Directive: Write the data out again exactly, dropping any images it holds.

(Figure dataset records)

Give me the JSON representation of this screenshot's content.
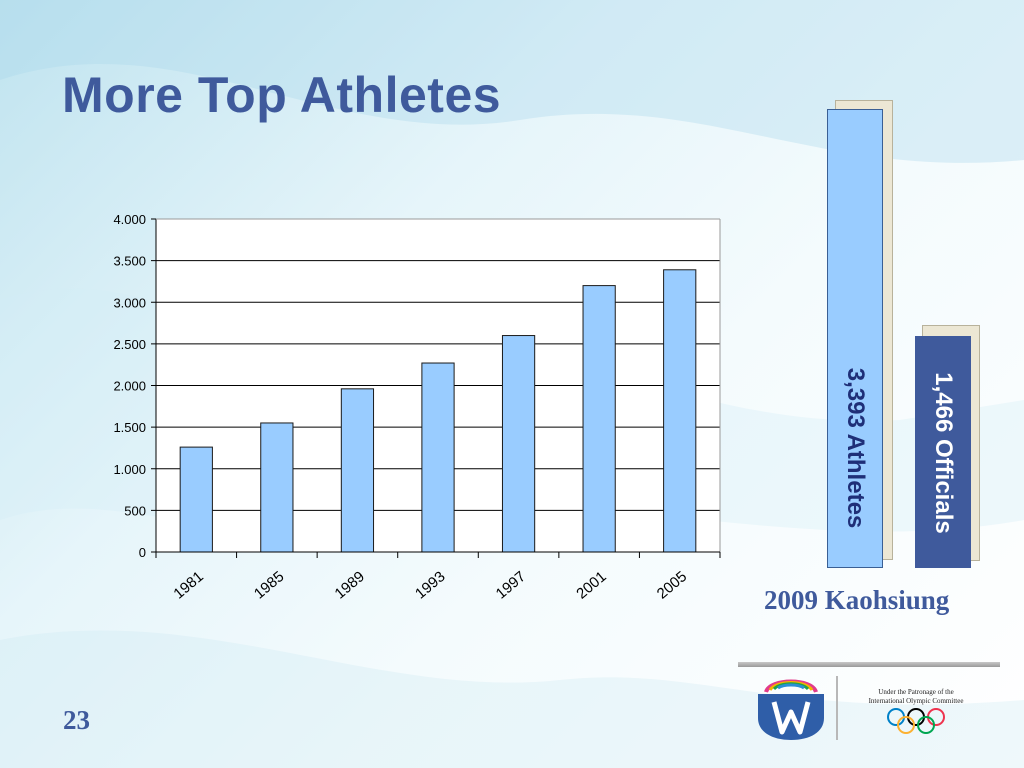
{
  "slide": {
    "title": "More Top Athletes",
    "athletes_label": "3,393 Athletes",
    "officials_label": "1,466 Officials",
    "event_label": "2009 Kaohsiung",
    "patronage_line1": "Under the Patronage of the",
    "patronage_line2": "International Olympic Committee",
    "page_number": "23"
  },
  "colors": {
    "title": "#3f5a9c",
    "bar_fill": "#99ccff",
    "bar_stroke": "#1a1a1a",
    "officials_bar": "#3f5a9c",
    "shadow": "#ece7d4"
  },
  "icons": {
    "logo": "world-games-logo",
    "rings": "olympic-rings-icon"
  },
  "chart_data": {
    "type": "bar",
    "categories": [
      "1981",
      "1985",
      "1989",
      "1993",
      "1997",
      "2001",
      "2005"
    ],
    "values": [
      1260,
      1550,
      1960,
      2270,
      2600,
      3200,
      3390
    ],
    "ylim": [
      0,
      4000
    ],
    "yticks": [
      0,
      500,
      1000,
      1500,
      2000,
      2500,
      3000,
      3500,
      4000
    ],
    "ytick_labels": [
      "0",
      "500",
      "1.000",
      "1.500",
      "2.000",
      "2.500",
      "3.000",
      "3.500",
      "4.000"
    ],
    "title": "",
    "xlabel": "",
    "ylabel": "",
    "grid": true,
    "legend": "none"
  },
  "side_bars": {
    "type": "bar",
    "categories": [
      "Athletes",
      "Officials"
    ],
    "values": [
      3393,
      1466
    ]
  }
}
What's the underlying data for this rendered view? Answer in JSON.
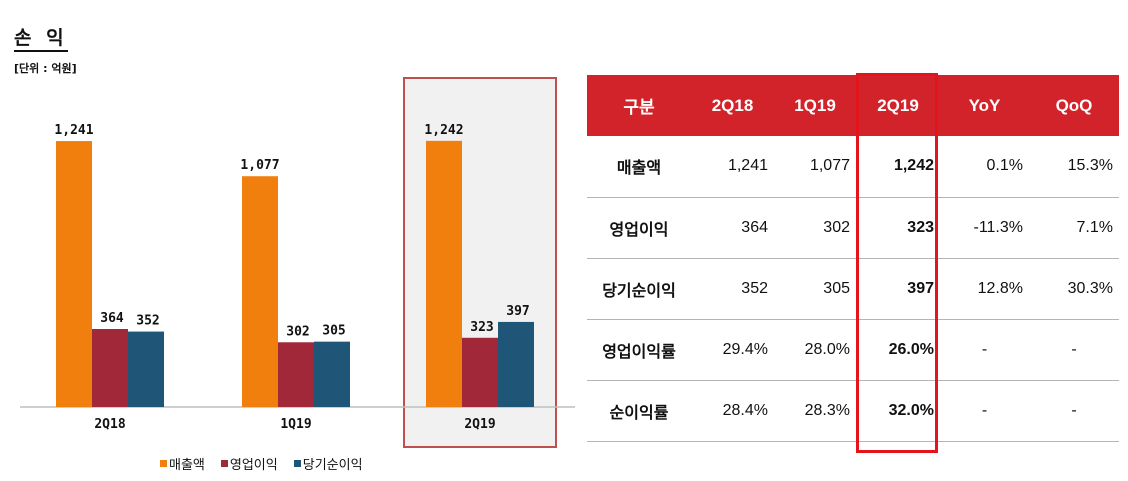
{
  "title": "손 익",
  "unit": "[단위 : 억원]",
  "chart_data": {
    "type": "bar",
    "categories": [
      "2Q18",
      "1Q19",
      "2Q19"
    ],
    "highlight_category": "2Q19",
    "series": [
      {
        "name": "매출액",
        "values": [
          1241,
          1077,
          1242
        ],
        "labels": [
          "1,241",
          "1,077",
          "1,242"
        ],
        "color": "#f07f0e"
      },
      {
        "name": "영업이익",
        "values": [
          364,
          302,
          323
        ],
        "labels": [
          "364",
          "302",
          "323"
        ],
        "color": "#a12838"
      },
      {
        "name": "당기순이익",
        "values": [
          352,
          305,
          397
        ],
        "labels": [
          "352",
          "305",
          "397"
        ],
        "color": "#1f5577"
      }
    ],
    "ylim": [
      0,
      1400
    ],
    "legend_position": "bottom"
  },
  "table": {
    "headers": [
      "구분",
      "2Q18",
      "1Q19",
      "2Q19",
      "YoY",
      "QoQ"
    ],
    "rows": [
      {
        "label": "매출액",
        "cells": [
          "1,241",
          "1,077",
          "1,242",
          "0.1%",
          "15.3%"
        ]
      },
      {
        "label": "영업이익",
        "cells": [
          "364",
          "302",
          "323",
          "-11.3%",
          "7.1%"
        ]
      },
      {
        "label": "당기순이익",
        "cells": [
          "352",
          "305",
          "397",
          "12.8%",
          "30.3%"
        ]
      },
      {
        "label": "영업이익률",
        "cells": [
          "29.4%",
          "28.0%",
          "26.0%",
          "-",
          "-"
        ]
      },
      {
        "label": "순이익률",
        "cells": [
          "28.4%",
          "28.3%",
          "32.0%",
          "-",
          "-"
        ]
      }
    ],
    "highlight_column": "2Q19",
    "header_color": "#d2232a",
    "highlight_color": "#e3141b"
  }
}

Solution to the exercise:
Give me the JSON representation of this screenshot's content.
{
  "slide": {
    "title": "More Top Athletes",
    "athletes_label": "3,393 Athletes",
    "officials_label": "1,466 Officials",
    "event_label": "2009 Kaohsiung",
    "patronage_line1": "Under the Patronage of the",
    "patronage_line2": "International Olympic Committee",
    "page_number": "23"
  },
  "colors": {
    "title": "#3f5a9c",
    "bar_fill": "#99ccff",
    "bar_stroke": "#1a1a1a",
    "officials_bar": "#3f5a9c",
    "shadow": "#ece7d4"
  },
  "icons": {
    "logo": "world-games-logo",
    "rings": "olympic-rings-icon"
  },
  "chart_data": {
    "type": "bar",
    "categories": [
      "1981",
      "1985",
      "1989",
      "1993",
      "1997",
      "2001",
      "2005"
    ],
    "values": [
      1260,
      1550,
      1960,
      2270,
      2600,
      3200,
      3390
    ],
    "ylim": [
      0,
      4000
    ],
    "yticks": [
      0,
      500,
      1000,
      1500,
      2000,
      2500,
      3000,
      3500,
      4000
    ],
    "ytick_labels": [
      "0",
      "500",
      "1.000",
      "1.500",
      "2.000",
      "2.500",
      "3.000",
      "3.500",
      "4.000"
    ],
    "title": "",
    "xlabel": "",
    "ylabel": "",
    "grid": true,
    "legend": "none"
  },
  "side_bars": {
    "type": "bar",
    "categories": [
      "Athletes",
      "Officials"
    ],
    "values": [
      3393,
      1466
    ]
  }
}
What's the underlying data for this rendered view? Answer in JSON.
{
  "title": "손 익",
  "unit": "[단위 : 억원]",
  "chart_data": {
    "type": "bar",
    "categories": [
      "2Q18",
      "1Q19",
      "2Q19"
    ],
    "highlight_category": "2Q19",
    "series": [
      {
        "name": "매출액",
        "values": [
          1241,
          1077,
          1242
        ],
        "labels": [
          "1,241",
          "1,077",
          "1,242"
        ],
        "color": "#f07f0e"
      },
      {
        "name": "영업이익",
        "values": [
          364,
          302,
          323
        ],
        "labels": [
          "364",
          "302",
          "323"
        ],
        "color": "#a12838"
      },
      {
        "name": "당기순이익",
        "values": [
          352,
          305,
          397
        ],
        "labels": [
          "352",
          "305",
          "397"
        ],
        "color": "#1f5577"
      }
    ],
    "ylim": [
      0,
      1400
    ],
    "legend_position": "bottom"
  },
  "table": {
    "headers": [
      "구분",
      "2Q18",
      "1Q19",
      "2Q19",
      "YoY",
      "QoQ"
    ],
    "rows": [
      {
        "label": "매출액",
        "cells": [
          "1,241",
          "1,077",
          "1,242",
          "0.1%",
          "15.3%"
        ]
      },
      {
        "label": "영업이익",
        "cells": [
          "364",
          "302",
          "323",
          "-11.3%",
          "7.1%"
        ]
      },
      {
        "label": "당기순이익",
        "cells": [
          "352",
          "305",
          "397",
          "12.8%",
          "30.3%"
        ]
      },
      {
        "label": "영업이익률",
        "cells": [
          "29.4%",
          "28.0%",
          "26.0%",
          "-",
          "-"
        ]
      },
      {
        "label": "순이익률",
        "cells": [
          "28.4%",
          "28.3%",
          "32.0%",
          "-",
          "-"
        ]
      }
    ],
    "highlight_column": "2Q19",
    "header_color": "#d2232a",
    "highlight_color": "#e3141b"
  }
}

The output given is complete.